** Begin **

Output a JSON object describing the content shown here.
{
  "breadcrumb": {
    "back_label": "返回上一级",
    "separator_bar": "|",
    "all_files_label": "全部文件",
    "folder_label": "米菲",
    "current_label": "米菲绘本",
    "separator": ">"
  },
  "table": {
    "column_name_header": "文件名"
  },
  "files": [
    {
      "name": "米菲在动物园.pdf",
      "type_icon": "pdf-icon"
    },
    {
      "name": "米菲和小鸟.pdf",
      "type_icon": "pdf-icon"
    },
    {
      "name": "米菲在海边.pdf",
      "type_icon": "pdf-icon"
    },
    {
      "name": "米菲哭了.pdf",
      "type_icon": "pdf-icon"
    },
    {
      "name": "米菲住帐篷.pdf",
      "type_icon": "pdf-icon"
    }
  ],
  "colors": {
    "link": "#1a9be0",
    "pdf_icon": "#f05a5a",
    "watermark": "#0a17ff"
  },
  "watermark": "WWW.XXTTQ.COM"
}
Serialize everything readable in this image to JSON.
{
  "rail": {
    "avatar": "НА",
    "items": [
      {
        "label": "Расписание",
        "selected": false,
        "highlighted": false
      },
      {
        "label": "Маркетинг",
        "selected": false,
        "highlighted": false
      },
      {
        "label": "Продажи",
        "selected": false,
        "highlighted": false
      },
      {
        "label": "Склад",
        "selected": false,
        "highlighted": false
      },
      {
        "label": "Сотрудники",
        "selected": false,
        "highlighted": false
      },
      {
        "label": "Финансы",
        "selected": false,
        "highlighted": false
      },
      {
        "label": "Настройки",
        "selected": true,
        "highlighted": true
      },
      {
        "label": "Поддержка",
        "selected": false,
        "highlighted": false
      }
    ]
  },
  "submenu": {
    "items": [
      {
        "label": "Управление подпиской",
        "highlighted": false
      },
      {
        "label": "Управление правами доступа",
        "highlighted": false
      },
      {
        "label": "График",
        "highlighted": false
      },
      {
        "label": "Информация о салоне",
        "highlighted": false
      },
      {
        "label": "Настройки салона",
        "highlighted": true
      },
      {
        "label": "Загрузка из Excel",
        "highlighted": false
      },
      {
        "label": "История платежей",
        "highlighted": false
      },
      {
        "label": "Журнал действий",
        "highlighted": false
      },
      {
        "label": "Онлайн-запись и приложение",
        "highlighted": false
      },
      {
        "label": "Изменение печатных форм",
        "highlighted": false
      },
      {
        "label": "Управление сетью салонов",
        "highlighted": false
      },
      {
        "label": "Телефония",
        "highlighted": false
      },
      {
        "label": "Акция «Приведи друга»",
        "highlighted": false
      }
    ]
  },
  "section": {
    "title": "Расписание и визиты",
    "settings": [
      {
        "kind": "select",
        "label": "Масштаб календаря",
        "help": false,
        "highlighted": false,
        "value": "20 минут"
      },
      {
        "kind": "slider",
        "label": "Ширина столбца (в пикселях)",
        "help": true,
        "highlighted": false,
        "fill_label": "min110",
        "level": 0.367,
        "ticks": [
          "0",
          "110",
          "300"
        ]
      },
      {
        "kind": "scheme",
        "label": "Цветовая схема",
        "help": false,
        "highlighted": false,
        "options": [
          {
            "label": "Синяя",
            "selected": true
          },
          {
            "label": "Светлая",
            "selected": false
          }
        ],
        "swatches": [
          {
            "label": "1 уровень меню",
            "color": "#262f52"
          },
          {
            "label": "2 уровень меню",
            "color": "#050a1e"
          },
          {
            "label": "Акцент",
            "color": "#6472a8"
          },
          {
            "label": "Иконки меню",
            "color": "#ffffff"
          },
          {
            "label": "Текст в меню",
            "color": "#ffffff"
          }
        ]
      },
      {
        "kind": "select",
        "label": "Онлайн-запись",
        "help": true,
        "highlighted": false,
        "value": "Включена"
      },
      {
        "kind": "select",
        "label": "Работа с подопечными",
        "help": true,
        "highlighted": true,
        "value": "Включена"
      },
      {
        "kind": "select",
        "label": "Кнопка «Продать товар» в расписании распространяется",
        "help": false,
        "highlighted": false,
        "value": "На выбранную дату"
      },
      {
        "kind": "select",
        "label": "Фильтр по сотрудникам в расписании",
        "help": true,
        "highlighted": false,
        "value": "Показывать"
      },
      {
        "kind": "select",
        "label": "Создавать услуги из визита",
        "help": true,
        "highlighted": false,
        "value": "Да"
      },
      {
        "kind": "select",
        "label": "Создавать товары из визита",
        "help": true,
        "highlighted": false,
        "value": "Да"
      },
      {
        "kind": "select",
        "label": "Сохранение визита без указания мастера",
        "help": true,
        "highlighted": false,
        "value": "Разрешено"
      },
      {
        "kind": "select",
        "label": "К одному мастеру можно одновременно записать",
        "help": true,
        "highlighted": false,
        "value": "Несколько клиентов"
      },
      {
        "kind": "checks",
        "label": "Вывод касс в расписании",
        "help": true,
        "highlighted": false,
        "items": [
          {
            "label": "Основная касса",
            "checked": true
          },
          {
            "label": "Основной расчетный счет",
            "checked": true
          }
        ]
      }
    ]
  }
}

** End **

> _The task_
Each line above is to be repeated exactly.

> _Worked solution_
Output a JSON object describing the content shown here.
{
  "breadcrumb": {
    "back_label": "返回上一级",
    "separator_bar": "|",
    "all_files_label": "全部文件",
    "folder_label": "米菲",
    "current_label": "米菲绘本",
    "separator": ">"
  },
  "table": {
    "column_name_header": "文件名"
  },
  "files": [
    {
      "name": "米菲在动物园.pdf",
      "type_icon": "pdf-icon"
    },
    {
      "name": "米菲和小鸟.pdf",
      "type_icon": "pdf-icon"
    },
    {
      "name": "米菲在海边.pdf",
      "type_icon": "pdf-icon"
    },
    {
      "name": "米菲哭了.pdf",
      "type_icon": "pdf-icon"
    },
    {
      "name": "米菲住帐篷.pdf",
      "type_icon": "pdf-icon"
    }
  ],
  "colors": {
    "link": "#1a9be0",
    "pdf_icon": "#f05a5a",
    "watermark": "#0a17ff"
  },
  "watermark": "WWW.XXTTQ.COM"
}
Serialize everything readable in this image to JSON.
{
  "rail": {
    "avatar": "НА",
    "items": [
      {
        "label": "Расписание",
        "selected": false,
        "highlighted": false
      },
      {
        "label": "Маркетинг",
        "selected": false,
        "highlighted": false
      },
      {
        "label": "Продажи",
        "selected": false,
        "highlighted": false
      },
      {
        "label": "Склад",
        "selected": false,
        "highlighted": false
      },
      {
        "label": "Сотрудники",
        "selected": false,
        "highlighted": false
      },
      {
        "label": "Финансы",
        "selected": false,
        "highlighted": false
      },
      {
        "label": "Настройки",
        "selected": true,
        "highlighted": true
      },
      {
        "label": "Поддержка",
        "selected": false,
        "highlighted": false
      }
    ]
  },
  "submenu": {
    "items": [
      {
        "label": "Управление подпиской",
        "highlighted": false
      },
      {
        "label": "Управление правами доступа",
        "highlighted": false
      },
      {
        "label": "График",
        "highlighted": false
      },
      {
        "label": "Информация о салоне",
        "highlighted": false
      },
      {
        "label": "Настройки салона",
        "highlighted": true
      },
      {
        "label": "Загрузка из Excel",
        "highlighted": false
      },
      {
        "label": "История платежей",
        "highlighted": false
      },
      {
        "label": "Журнал действий",
        "highlighted": false
      },
      {
        "label": "Онлайн-запись и приложение",
        "highlighted": false
      },
      {
        "label": "Изменение печатных форм",
        "highlighted": false
      },
      {
        "label": "Управление сетью салонов",
        "highlighted": false
      },
      {
        "label": "Телефония",
        "highlighted": false
      },
      {
        "label": "Акция «Приведи друга»",
        "highlighted": false
      }
    ]
  },
  "section": {
    "title": "Расписание и визиты",
    "settings": [
      {
        "kind": "select",
        "label": "Масштаб календаря",
        "help": false,
        "highlighted": false,
        "value": "20 минут"
      },
      {
        "kind": "slider",
        "label": "Ширина столбца (в пикселях)",
        "help": true,
        "highlighted": false,
        "fill_label": "min110",
        "level": 0.367,
        "ticks": [
          "0",
          "110",
          "300"
        ]
      },
      {
        "kind": "scheme",
        "label": "Цветовая схема",
        "help": false,
        "highlighted": false,
        "options": [
          {
            "label": "Синяя",
            "selected": true
          },
          {
            "label": "Светлая",
            "selected": false
          }
        ],
        "swatches": [
          {
            "label": "1 уровень меню",
            "color": "#262f52"
          },
          {
            "label": "2 уровень меню",
            "color": "#050a1e"
          },
          {
            "label": "Акцент",
            "color": "#6472a8"
          },
          {
            "label": "Иконки меню",
            "color": "#ffffff"
          },
          {
            "label": "Текст в меню",
            "color": "#ffffff"
          }
        ]
      },
      {
        "kind": "select",
        "label": "Онлайн-запись",
        "help": true,
        "highlighted": false,
        "value": "Включена"
      },
      {
        "kind": "select",
        "label": "Работа с подопечными",
        "help": true,
        "highlighted": true,
        "value": "Включена"
      },
      {
        "kind": "select",
        "label": "Кнопка «Продать товар» в расписании распространяется",
        "help": false,
        "highlighted": false,
        "value": "На выбранную дату"
      },
      {
        "kind": "select",
        "label": "Фильтр по сотрудникам в расписании",
        "help": true,
        "highlighted": false,
        "value": "Показывать"
      },
      {
        "kind": "select",
        "label": "Создавать услуги из визита",
        "help": true,
        "highlighted": false,
        "value": "Да"
      },
      {
        "kind": "select",
        "label": "Создавать товары из визита",
        "help": true,
        "highlighted": false,
        "value": "Да"
      },
      {
        "kind": "select",
        "label": "Сохранение визита без указания мастера",
        "help": true,
        "highlighted": false,
        "value": "Разрешено"
      },
      {
        "kind": "select",
        "label": "К одному мастеру можно одновременно записать",
        "help": true,
        "highlighted": false,
        "value": "Несколько клиентов"
      },
      {
        "kind": "checks",
        "label": "Вывод касс в расписании",
        "help": true,
        "highlighted": false,
        "items": [
          {
            "label": "Основная касса",
            "checked": true
          },
          {
            "label": "Основной расчетный счет",
            "checked": true
          }
        ]
      }
    ]
  }
}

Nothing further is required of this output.